**Available records:**
* * *

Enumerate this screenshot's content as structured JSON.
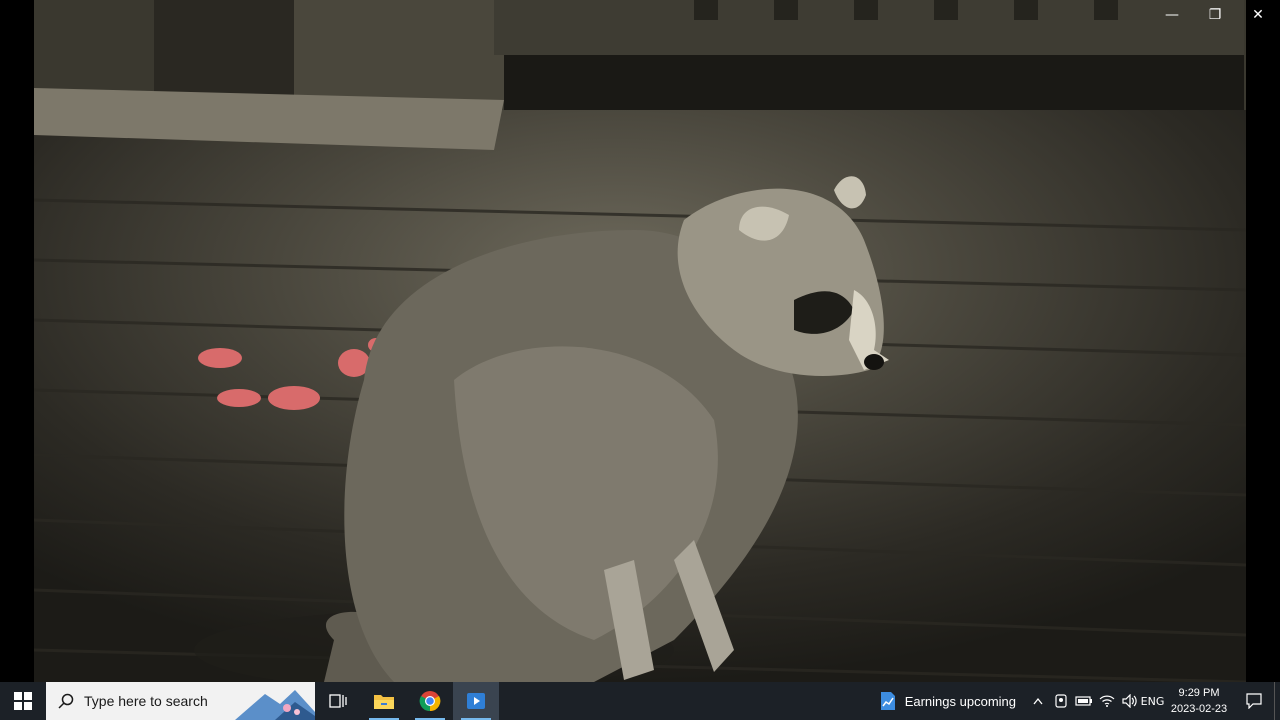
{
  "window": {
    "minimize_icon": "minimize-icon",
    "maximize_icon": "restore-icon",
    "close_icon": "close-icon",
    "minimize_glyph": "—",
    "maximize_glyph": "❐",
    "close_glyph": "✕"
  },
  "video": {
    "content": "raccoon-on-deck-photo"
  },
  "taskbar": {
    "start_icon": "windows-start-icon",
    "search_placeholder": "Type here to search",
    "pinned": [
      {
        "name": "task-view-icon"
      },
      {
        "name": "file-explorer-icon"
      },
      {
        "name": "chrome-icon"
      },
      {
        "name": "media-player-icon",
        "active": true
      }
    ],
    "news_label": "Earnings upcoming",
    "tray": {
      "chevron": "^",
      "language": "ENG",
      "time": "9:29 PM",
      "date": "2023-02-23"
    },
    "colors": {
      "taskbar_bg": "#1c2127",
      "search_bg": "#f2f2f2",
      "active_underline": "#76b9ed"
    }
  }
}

* * *

**What this task involves:** Which lines of the data above contain "icon"? Copy each one.

**Full answer:**
    "minimize_icon": "minimize-icon",
    "maximize_icon": "restore-icon",
    "close_icon": "close-icon",
    "start_icon": "windows-start-icon",
        "name": "task-view-icon"
        "name": "file-explorer-icon"
        "name": "chrome-icon"
        "name": "media-player-icon",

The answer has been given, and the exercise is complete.